Task to complete - Transcribe the records below exactly, leaving out any pictures.

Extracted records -
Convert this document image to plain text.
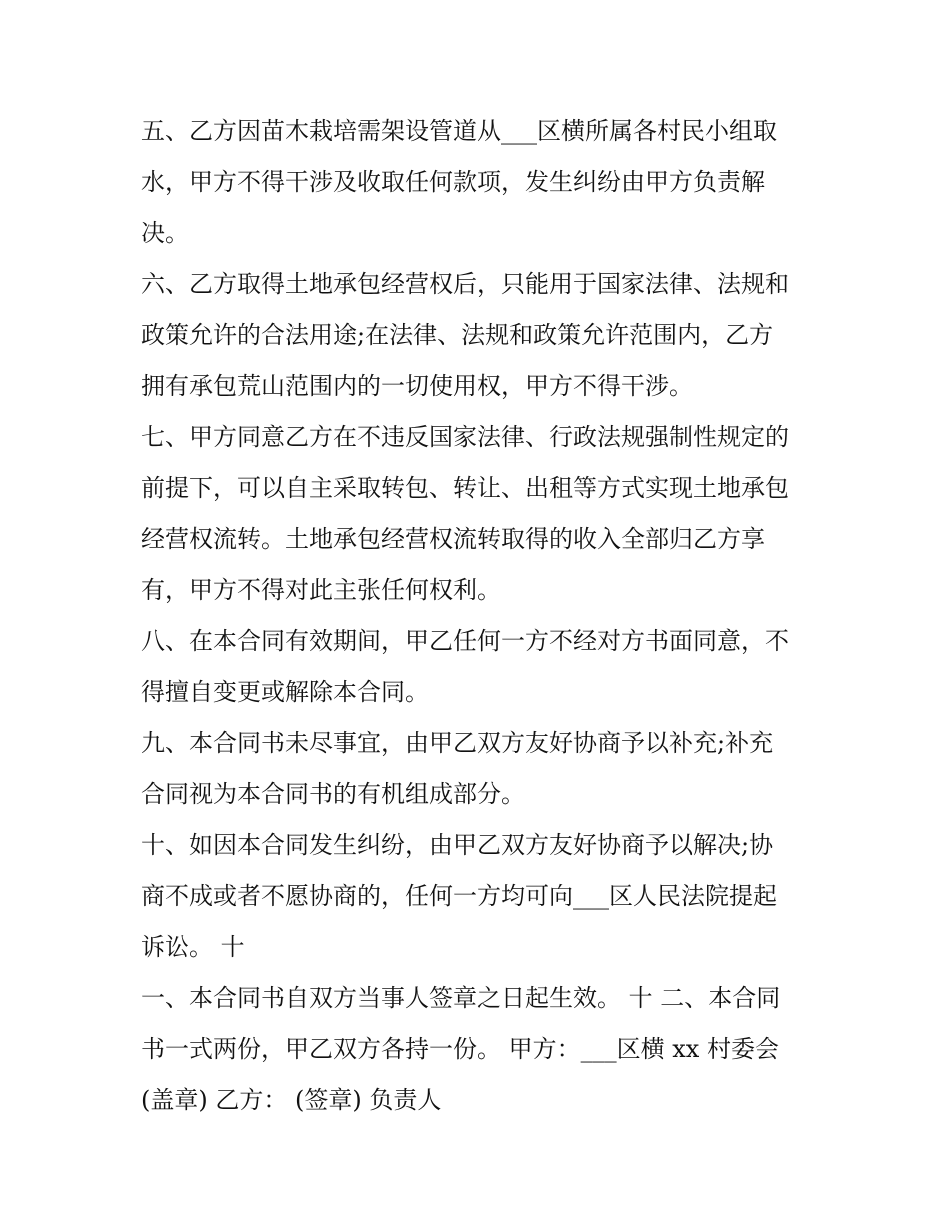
五、乙方因苗木栽培需架设管道从___区横所属各村民小组取
水，甲方不得干涉及收取任何款项，发生纠纷由甲方负责解
决。
六、乙方取得土地承包经营权后，只能用于国家法律、法规和
政策允许的合法用途;在法律、法规和政策允许范围内，乙方
拥有承包荒山范围内的一切使用权，甲方不得干涉。
七、甲方同意乙方在不违反国家法律、行政法规强制性规定的
前提下，可以自主采取转包、转让、出租等方式实现土地承包
经营权流转。土地承包经营权流转取得的收入全部归乙方享
有，甲方不得对此主张任何权利。
八、在本合同有效期间，甲乙任何一方不经对方书面同意，不
得擅自变更或解除本合同。
九、本合同书未尽事宜，由甲乙双方友好协商予以补充;补充
合同视为本合同书的有机组成部分。
十、如因本合同发生纠纷，由甲乙双方友好协商予以解决;协
商不成或者不愿协商的，任何一方均可向___区人民法院提起
诉讼。 十
一、本合同书自双方当事人签章之日起生效。 十 二、本合同
书一式两份，甲乙双方各持一份。 甲方：___区横 xx 村委会
(盖章) 乙方： (签章) 负责人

Written answer -
Convert this document image to plain text.
五、乙方因苗木栽培需架设管道从___区横所属各村民小组取
水，甲方不得干涉及收取任何款项，发生纠纷由甲方负责解
决。
六、乙方取得土地承包经营权后，只能用于国家法律、法规和
政策允许的合法用途;在法律、法规和政策允许范围内，乙方
拥有承包荒山范围内的一切使用权，甲方不得干涉。
七、甲方同意乙方在不违反国家法律、行政法规强制性规定的
前提下，可以自主采取转包、转让、出租等方式实现土地承包
经营权流转。土地承包经营权流转取得的收入全部归乙方享
有，甲方不得对此主张任何权利。
八、在本合同有效期间，甲乙任何一方不经对方书面同意，不
得擅自变更或解除本合同。
九、本合同书未尽事宜，由甲乙双方友好协商予以补充;补充
合同视为本合同书的有机组成部分。
十、如因本合同发生纠纷，由甲乙双方友好协商予以解决;协
商不成或者不愿协商的，任何一方均可向___区人民法院提起
诉讼。 十
一、本合同书自双方当事人签章之日起生效。 十 二、本合同
书一式两份，甲乙双方各持一份。 甲方：___区横 xx 村委会
(盖章) 乙方： (签章) 负责人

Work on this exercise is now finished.